- [Problem to work on]: How many lines of the records below contain the word "JSON"? Answer with the number alone.
_ _ _ _
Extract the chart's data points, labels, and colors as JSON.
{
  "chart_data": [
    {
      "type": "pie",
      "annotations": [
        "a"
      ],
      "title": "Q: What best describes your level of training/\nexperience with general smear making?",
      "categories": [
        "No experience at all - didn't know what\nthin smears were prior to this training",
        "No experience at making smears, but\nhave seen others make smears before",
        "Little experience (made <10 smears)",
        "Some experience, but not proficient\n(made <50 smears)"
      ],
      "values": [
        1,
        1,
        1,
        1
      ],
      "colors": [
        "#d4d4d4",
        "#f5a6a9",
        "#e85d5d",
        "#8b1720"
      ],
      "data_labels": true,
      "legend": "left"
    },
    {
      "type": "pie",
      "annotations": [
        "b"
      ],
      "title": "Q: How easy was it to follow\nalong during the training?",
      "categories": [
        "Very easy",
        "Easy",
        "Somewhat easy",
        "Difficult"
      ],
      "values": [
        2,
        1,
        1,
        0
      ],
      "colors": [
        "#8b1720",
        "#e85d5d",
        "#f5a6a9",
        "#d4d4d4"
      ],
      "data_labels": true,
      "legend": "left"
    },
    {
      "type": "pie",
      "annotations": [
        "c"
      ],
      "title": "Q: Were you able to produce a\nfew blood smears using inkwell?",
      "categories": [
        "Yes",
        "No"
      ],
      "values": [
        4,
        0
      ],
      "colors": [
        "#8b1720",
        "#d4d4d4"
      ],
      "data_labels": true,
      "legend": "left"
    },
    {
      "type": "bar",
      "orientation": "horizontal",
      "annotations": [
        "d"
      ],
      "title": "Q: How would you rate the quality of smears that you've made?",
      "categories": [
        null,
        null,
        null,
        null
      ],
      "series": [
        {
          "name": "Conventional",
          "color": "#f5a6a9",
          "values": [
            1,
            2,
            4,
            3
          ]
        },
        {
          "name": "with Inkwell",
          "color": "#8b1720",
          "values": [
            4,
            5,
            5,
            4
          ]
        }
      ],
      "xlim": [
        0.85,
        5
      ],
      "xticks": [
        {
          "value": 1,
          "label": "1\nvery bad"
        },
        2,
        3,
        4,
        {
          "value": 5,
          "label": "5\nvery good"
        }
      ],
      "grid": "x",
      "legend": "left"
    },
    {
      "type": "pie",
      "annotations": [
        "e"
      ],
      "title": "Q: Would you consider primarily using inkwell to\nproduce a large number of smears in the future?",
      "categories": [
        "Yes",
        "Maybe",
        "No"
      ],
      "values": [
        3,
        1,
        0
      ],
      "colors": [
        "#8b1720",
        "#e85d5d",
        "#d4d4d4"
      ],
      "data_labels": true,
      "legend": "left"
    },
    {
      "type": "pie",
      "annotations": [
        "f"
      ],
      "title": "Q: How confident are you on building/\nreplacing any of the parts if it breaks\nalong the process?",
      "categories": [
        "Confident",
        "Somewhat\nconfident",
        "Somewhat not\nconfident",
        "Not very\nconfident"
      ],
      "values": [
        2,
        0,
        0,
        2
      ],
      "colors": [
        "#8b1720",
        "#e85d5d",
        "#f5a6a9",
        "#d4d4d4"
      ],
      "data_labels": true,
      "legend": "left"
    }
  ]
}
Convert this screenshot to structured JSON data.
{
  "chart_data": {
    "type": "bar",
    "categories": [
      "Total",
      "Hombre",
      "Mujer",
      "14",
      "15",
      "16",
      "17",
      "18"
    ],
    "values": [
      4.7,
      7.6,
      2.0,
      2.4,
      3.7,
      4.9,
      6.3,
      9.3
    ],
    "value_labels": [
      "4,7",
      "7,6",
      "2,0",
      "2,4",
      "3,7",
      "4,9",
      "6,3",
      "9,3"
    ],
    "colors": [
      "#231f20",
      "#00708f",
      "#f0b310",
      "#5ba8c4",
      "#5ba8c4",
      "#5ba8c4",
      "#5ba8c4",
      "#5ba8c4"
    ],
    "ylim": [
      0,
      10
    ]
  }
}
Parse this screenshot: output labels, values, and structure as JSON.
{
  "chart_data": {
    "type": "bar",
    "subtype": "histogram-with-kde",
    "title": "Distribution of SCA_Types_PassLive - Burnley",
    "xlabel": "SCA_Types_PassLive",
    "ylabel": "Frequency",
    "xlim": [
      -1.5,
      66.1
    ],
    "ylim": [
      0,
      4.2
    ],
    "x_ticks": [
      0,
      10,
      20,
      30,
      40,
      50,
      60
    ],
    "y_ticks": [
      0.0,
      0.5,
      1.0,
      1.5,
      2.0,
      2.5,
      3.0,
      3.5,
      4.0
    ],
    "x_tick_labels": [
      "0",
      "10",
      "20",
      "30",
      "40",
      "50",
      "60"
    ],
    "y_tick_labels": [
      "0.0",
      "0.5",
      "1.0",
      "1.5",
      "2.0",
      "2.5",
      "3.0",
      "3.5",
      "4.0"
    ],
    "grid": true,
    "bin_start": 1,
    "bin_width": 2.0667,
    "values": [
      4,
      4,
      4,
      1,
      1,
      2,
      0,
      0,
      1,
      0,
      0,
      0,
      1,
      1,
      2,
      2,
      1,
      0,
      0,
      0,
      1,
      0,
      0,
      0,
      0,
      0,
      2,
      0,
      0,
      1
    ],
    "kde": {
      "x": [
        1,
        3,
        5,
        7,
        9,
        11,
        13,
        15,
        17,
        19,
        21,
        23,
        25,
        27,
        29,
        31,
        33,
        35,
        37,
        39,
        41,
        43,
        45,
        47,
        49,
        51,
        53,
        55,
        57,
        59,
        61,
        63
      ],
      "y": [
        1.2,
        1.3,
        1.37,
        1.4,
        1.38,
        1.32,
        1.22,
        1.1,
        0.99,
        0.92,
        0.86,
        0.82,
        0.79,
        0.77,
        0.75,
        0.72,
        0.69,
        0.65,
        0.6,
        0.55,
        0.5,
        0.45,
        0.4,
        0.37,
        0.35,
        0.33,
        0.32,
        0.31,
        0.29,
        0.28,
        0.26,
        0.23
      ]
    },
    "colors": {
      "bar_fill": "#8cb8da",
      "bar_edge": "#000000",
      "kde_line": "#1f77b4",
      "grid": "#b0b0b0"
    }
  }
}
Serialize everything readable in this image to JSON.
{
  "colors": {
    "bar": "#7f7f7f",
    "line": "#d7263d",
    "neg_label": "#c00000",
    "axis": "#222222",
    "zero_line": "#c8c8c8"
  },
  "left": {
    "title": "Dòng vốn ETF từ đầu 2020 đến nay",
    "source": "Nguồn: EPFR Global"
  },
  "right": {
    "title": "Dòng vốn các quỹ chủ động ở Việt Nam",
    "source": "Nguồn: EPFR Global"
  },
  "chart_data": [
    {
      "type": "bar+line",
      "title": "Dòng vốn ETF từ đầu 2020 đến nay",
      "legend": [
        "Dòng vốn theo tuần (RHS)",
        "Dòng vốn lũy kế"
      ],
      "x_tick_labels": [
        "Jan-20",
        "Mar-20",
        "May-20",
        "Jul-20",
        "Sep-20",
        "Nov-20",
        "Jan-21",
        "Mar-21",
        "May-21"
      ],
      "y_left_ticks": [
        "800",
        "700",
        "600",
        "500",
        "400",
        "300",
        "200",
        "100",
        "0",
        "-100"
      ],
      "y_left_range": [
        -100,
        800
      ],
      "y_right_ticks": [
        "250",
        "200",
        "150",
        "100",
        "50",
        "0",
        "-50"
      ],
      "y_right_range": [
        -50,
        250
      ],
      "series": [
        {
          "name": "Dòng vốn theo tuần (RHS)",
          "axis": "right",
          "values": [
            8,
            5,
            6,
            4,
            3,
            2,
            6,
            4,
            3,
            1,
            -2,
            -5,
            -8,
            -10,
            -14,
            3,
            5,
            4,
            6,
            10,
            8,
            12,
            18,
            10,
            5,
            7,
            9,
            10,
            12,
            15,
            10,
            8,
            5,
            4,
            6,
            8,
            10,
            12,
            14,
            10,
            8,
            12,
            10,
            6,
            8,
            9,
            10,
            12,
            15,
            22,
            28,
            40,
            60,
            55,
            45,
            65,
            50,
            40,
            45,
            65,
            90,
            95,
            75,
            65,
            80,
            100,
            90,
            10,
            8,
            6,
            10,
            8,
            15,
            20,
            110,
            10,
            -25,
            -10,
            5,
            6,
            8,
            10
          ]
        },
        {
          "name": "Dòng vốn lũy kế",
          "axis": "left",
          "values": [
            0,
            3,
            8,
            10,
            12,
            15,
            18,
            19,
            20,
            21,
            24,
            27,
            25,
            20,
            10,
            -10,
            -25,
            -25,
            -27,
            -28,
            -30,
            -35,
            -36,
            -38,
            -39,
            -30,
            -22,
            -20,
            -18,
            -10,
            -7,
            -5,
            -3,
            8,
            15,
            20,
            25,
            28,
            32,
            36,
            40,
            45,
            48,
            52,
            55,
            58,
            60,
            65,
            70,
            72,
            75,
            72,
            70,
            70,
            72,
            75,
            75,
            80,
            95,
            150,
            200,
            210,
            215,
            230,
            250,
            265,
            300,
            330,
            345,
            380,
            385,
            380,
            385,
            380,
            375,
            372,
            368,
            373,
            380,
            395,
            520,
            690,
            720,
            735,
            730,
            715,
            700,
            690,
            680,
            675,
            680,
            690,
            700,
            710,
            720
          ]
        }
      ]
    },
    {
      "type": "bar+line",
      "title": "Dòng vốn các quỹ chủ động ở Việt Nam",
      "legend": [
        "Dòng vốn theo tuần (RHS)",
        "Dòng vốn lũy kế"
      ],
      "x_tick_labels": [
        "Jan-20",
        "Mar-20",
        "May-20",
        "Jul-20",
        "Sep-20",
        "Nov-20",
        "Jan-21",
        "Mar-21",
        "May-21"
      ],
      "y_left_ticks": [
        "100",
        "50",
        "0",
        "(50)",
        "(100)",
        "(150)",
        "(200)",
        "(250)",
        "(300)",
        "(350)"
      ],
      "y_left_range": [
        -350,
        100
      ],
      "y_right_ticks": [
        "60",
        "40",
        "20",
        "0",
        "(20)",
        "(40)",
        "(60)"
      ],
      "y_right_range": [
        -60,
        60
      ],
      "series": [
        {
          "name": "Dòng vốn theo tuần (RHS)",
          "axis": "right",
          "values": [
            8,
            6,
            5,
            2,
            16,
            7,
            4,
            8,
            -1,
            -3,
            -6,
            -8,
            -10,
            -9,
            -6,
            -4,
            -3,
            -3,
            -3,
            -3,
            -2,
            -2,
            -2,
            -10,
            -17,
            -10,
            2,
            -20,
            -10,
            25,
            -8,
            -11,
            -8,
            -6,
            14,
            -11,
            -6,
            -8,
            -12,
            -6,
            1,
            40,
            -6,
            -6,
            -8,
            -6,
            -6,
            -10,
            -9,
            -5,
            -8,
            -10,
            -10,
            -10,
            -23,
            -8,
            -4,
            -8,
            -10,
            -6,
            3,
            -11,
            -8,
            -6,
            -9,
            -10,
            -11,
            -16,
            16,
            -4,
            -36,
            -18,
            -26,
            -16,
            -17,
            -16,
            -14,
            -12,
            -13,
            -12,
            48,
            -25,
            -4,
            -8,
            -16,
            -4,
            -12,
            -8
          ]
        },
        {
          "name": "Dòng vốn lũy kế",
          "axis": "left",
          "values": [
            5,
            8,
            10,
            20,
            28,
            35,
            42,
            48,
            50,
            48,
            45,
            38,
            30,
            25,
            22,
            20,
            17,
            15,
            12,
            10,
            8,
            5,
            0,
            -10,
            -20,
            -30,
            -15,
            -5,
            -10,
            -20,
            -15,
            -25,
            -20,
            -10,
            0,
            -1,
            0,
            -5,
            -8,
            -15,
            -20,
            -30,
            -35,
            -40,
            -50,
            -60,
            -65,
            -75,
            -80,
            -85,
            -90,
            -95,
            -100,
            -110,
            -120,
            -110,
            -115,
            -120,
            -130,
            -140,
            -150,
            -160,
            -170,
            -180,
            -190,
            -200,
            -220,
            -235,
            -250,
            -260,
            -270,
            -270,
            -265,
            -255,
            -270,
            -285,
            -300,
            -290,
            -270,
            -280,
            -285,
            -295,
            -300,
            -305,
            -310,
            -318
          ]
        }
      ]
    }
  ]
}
_ _ _ _
- [Written response]: 4